> [DATA EXTRACT]:

— begin —

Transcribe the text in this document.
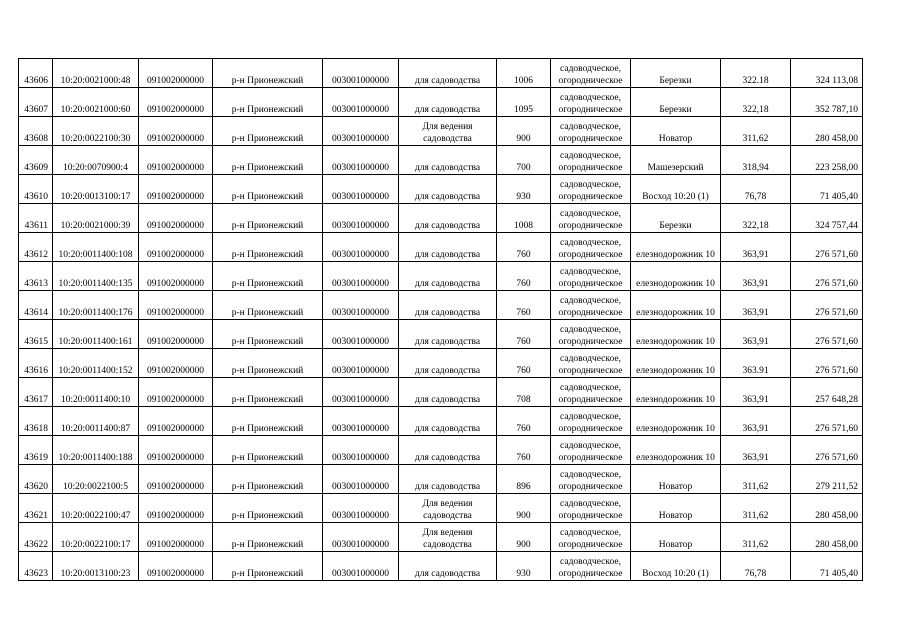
43606	10:20:0021000:48	091002000000	р-н Прионежский	003001000000	для садоводства	1006	садоводческое,
огородническое	Березки	322.18	324 113,08
43607	10:20:0021000:60	091002000000	р-н Прионежский	003001000000	для садоводства	1095	садоводческое,
огородническое	Березки	322,18	352 787,10
43608	10:20:0022100:30	091002000000	р-н Прионежский	003001000000	Для ведения садоводства	900	садоводческое,
огородническое	Новатор	311,62	280 458,00
43609	10:20:0070900:4	091002000000	р-н Прионежский	003001000000	для садоводства	700	садоводческое,
огородническое	Машезерский	318,94	223 258,00
43610	10:20:0013100:17	091002000000	р-н Прионежский	003001000000	для садоводства	930	садоводческое,
огородническое	Восход 10:20 (1)	76,78	71 405,40
43611	10:20:0021000:39	091002000000	р-н Прионежский	003001000000	для садоводства	1008	садоводческое,
огородническое	Березки	322,18	324 757,44
43612	10:20:0011400:108	091002000000	р-н Прионежский	003001000000	для садоводства	760	садоводческое,
огородническое	елезнодорожник 10	363,91	276 571,60
43613	10:20:0011400:135	091002000000	р-н Прионежский	003001000000	для садоводства	760	садоводческое,
огородническое	елезнодорожник 10	363,91	276 571,60
43614	10:20:0011400:176	091002000000	р-н Прионежский	003001000000	для садоводства	760	садоводческое,
огородническое	елезнодорожник 10	363,91	276 571,60
43615	10:20:0011400:161	091002000000	р-н Прионежский	003001000000	для садоводства	760	садоводческое,
огородническое	елезнодорожник 10	363,91	276 571,60
43616	10:20:0011400:152	091002000000	р-н Прионежский	003001000000	для садоводства	760	садоводческое,
огородническое	елезнодорожник 10	363.91	276 571,60
43617	10:20:0011400:10	091002000000	р-н Прионежский	003001000000	для садоводства	708	садоводческое,
огородническое	елезнодорожник 10	363,91	257 648,28
43618	10:20:0011400:87	091002000000	р-н Прионежский	003001000000	для садоводства	760	садоводческое,
огородническое	елезнодорожник 10	363,91	276 571,60
43619	10:20:0011400:188	091002000000	р-н Прионежский	003001000000	для садоводства	760	садоводческое,
огородническое	елезнодорожник 10	363,91	276 571,60
43620	10:20:0022100:5	091002000000	р-н Прионежский	003001000000	для садоводства	896	садоводческое,
огородническое	Новатор	311,62	279 211,52
43621	10:20:0022100:47	091002000000	р-н Прионежский	003001000000	Для ведения садоводства	900	садоводческое,
огородническое	Новатор	311,62	280 458,00
43622	10:20:0022100:17	091002000000	р-н Прионежский	003001000000	Для ведения садоводства	900	садоводческое,
огородническое	Новатор	311,62	280 458,00
43623	10:20:0013100:23	091002000000	р-н Прионежский	003001000000	для садоводства	930	садоводческое,
огородническое	Восход 10:20 (1)	76,78	71 405,40
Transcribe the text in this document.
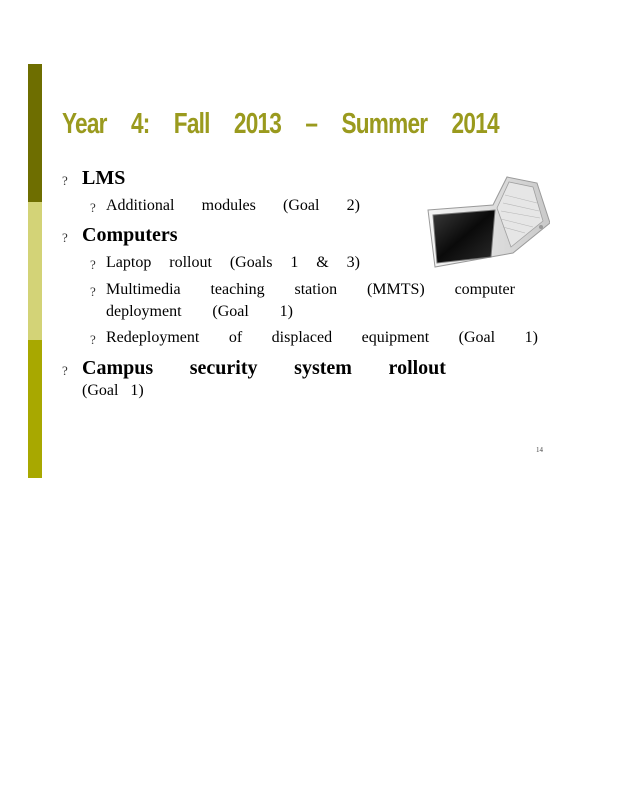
Year 4: Fall 2013 – Summer 2014
? LMS
? Additional modules (Goal 2)
? Computers
? Laptop rollout (Goals 1 & 3)
? Multimedia teaching station (MMTS) computer
deployment (Goal 1)
? Redeployment of displaced equipment (Goal 1)
? Campus security system rollout
(Goal 1)
14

— end —

> [REQUIRED WORK]:
Omit every image. Quote each record exactly.

> [FINAL RESULT]:
Transcribe the text in this document.
43606	10:20:0021000:48	091002000000	р-н Прионежский	003001000000	для садоводства	1006	садоводческое,
огородническое	Березки	322.18	324 113,08
43607	10:20:0021000:60	091002000000	р-н Прионежский	003001000000	для садоводства	1095	садоводческое,
огородническое	Березки	322,18	352 787,10
43608	10:20:0022100:30	091002000000	р-н Прионежский	003001000000	Для ведения садоводства	900	садоводческое,
огородническое	Новатор	311,62	280 458,00
43609	10:20:0070900:4	091002000000	р-н Прионежский	003001000000	для садоводства	700	садоводческое,
огородническое	Машезерский	318,94	223 258,00
43610	10:20:0013100:17	091002000000	р-н Прионежский	003001000000	для садоводства	930	садоводческое,
огородническое	Восход 10:20 (1)	76,78	71 405,40
43611	10:20:0021000:39	091002000000	р-н Прионежский	003001000000	для садоводства	1008	садоводческое,
огородническое	Березки	322,18	324 757,44
43612	10:20:0011400:108	091002000000	р-н Прионежский	003001000000	для садоводства	760	садоводческое,
огородническое	елезнодорожник 10	363,91	276 571,60
43613	10:20:0011400:135	091002000000	р-н Прионежский	003001000000	для садоводства	760	садоводческое,
огородническое	елезнодорожник 10	363,91	276 571,60
43614	10:20:0011400:176	091002000000	р-н Прионежский	003001000000	для садоводства	760	садоводческое,
огородническое	елезнодорожник 10	363,91	276 571,60
43615	10:20:0011400:161	091002000000	р-н Прионежский	003001000000	для садоводства	760	садоводческое,
огородническое	елезнодорожник 10	363,91	276 571,60
43616	10:20:0011400:152	091002000000	р-н Прионежский	003001000000	для садоводства	760	садоводческое,
огородническое	елезнодорожник 10	363.91	276 571,60
43617	10:20:0011400:10	091002000000	р-н Прионежский	003001000000	для садоводства	708	садоводческое,
огородническое	елезнодорожник 10	363,91	257 648,28
43618	10:20:0011400:87	091002000000	р-н Прионежский	003001000000	для садоводства	760	садоводческое,
огородническое	елезнодорожник 10	363,91	276 571,60
43619	10:20:0011400:188	091002000000	р-н Прионежский	003001000000	для садоводства	760	садоводческое,
огородническое	елезнодорожник 10	363,91	276 571,60
43620	10:20:0022100:5	091002000000	р-н Прионежский	003001000000	для садоводства	896	садоводческое,
огородническое	Новатор	311,62	279 211,52
43621	10:20:0022100:47	091002000000	р-н Прионежский	003001000000	Для ведения садоводства	900	садоводческое,
огородническое	Новатор	311,62	280 458,00
43622	10:20:0022100:17	091002000000	р-н Прионежский	003001000000	Для ведения садоводства	900	садоводческое,
огородническое	Новатор	311,62	280 458,00
43623	10:20:0013100:23	091002000000	р-н Прионежский	003001000000	для садоводства	930	садоводческое,
огородническое	Восход 10:20 (1)	76,78	71 405,40
Transcribe the text in this document.
Year 4: Fall 2013 – Summer 2014
? LMS
? Additional modules (Goal 2)
? Computers
? Laptop rollout (Goals 1 & 3)
? Multimedia teaching station (MMTS) computer
deployment (Goal 1)
? Redeployment of displaced equipment (Goal 1)
? Campus security system rollout
(Goal 1)
14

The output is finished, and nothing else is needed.